• **Instructions for the task**
Select and copy out every line in the records containing "last".

-------------------------

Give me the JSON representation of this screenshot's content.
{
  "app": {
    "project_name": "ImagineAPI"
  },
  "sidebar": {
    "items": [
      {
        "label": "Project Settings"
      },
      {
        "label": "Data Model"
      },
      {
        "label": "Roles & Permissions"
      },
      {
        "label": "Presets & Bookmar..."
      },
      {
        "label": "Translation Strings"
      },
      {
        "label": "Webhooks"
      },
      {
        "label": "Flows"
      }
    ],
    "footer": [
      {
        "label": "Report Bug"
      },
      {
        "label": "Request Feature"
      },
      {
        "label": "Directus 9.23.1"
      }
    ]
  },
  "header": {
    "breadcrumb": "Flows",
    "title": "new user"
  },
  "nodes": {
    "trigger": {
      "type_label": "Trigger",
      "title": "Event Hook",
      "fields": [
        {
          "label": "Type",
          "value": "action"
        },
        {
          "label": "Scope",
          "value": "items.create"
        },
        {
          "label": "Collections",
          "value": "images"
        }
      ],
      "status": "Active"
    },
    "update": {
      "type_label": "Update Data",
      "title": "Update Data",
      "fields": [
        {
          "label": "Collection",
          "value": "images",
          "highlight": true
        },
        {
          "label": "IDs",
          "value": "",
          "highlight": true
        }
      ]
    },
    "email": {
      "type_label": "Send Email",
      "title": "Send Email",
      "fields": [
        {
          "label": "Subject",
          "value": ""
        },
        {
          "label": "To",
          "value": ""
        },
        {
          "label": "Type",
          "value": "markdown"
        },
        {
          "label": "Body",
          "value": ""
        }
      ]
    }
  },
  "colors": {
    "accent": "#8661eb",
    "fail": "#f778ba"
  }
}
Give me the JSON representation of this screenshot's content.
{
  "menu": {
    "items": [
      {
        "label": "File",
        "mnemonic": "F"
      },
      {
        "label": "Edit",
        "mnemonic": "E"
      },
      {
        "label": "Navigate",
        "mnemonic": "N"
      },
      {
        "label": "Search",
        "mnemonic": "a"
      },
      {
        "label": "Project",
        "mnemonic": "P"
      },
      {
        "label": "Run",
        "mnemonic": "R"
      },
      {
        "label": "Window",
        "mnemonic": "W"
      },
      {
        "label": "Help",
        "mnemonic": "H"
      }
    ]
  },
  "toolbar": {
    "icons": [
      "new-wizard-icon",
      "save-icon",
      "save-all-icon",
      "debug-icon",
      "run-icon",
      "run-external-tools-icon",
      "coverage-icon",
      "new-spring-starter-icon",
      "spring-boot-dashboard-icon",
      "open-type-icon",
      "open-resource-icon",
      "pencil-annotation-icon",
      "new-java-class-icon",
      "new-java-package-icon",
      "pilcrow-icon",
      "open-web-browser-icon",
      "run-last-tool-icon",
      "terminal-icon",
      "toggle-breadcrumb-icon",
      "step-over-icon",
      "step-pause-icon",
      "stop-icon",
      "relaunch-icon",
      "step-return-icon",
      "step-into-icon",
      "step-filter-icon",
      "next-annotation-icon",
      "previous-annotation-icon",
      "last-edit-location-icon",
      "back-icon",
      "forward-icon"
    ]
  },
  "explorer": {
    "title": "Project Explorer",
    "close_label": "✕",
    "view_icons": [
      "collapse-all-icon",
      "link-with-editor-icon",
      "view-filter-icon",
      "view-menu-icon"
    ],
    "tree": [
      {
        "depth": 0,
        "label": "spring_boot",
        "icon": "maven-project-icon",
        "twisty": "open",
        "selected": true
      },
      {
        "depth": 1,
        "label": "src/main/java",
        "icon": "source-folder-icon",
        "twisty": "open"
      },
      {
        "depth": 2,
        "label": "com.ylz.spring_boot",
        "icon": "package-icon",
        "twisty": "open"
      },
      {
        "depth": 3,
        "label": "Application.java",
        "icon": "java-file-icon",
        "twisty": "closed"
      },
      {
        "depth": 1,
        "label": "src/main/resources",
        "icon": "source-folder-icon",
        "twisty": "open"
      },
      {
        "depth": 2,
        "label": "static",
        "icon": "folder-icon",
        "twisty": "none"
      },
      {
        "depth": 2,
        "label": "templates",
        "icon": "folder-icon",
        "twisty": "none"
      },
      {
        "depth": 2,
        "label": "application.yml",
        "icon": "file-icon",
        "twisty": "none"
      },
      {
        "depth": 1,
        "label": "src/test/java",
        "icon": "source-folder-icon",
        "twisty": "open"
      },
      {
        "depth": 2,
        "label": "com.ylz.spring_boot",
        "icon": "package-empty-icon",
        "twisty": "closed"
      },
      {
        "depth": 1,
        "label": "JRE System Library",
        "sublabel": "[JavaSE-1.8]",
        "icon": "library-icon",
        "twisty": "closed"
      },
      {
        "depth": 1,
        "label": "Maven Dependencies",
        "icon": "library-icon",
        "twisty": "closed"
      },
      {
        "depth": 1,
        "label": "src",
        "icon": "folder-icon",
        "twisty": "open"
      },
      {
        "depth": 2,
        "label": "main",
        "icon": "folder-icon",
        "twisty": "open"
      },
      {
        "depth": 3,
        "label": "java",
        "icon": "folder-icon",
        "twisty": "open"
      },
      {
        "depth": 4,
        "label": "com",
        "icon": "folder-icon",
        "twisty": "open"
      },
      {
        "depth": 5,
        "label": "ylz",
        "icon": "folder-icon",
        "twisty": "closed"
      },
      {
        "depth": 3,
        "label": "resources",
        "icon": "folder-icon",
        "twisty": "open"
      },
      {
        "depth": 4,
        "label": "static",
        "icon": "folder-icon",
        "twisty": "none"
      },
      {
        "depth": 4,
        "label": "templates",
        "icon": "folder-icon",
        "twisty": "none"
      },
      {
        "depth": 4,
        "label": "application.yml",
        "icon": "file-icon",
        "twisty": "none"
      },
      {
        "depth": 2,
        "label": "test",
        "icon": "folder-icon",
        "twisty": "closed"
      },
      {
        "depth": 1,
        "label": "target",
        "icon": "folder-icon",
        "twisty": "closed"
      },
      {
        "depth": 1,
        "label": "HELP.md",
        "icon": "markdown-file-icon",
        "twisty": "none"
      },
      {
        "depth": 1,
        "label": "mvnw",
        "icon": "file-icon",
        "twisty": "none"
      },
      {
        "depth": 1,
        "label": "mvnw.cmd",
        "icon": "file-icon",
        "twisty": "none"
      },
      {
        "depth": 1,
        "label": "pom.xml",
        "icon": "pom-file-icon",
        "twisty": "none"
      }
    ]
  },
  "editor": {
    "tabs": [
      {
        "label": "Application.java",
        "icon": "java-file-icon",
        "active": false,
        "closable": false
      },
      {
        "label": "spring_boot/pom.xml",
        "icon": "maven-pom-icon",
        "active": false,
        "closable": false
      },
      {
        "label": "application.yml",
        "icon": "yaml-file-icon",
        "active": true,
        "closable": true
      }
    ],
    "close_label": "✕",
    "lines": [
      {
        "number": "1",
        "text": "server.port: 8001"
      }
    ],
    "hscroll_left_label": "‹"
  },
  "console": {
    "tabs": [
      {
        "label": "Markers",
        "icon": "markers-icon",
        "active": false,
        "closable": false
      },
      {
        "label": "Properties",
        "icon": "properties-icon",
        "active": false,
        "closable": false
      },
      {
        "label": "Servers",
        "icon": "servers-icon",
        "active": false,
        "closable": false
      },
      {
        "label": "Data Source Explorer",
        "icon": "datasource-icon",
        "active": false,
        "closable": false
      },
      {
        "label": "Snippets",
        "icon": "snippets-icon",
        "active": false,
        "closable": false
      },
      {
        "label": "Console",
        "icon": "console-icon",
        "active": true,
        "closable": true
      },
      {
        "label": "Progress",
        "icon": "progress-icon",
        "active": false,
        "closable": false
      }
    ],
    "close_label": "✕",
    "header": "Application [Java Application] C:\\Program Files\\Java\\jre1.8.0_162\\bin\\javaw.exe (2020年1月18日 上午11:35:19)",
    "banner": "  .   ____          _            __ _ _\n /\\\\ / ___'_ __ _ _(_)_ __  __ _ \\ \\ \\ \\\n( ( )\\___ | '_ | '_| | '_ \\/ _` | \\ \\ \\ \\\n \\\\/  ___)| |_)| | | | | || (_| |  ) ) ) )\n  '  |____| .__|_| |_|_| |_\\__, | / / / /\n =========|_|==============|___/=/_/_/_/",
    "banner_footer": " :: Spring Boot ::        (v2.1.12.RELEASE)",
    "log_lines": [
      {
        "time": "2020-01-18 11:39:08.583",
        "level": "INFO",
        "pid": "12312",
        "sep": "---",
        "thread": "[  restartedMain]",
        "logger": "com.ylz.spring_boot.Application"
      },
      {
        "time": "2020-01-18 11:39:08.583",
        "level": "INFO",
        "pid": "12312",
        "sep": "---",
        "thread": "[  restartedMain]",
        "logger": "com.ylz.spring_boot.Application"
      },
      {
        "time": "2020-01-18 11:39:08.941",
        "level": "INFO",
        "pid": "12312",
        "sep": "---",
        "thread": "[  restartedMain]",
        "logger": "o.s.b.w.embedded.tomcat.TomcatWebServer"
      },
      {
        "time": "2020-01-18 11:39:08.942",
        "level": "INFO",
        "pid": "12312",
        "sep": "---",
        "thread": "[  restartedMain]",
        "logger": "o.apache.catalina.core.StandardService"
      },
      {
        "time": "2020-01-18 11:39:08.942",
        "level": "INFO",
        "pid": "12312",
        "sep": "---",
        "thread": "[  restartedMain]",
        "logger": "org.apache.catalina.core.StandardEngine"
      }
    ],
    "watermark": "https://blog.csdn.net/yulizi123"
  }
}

-------------------------

• **Final answer**
      "run-last-tool-icon",
      "last-edit-location-icon",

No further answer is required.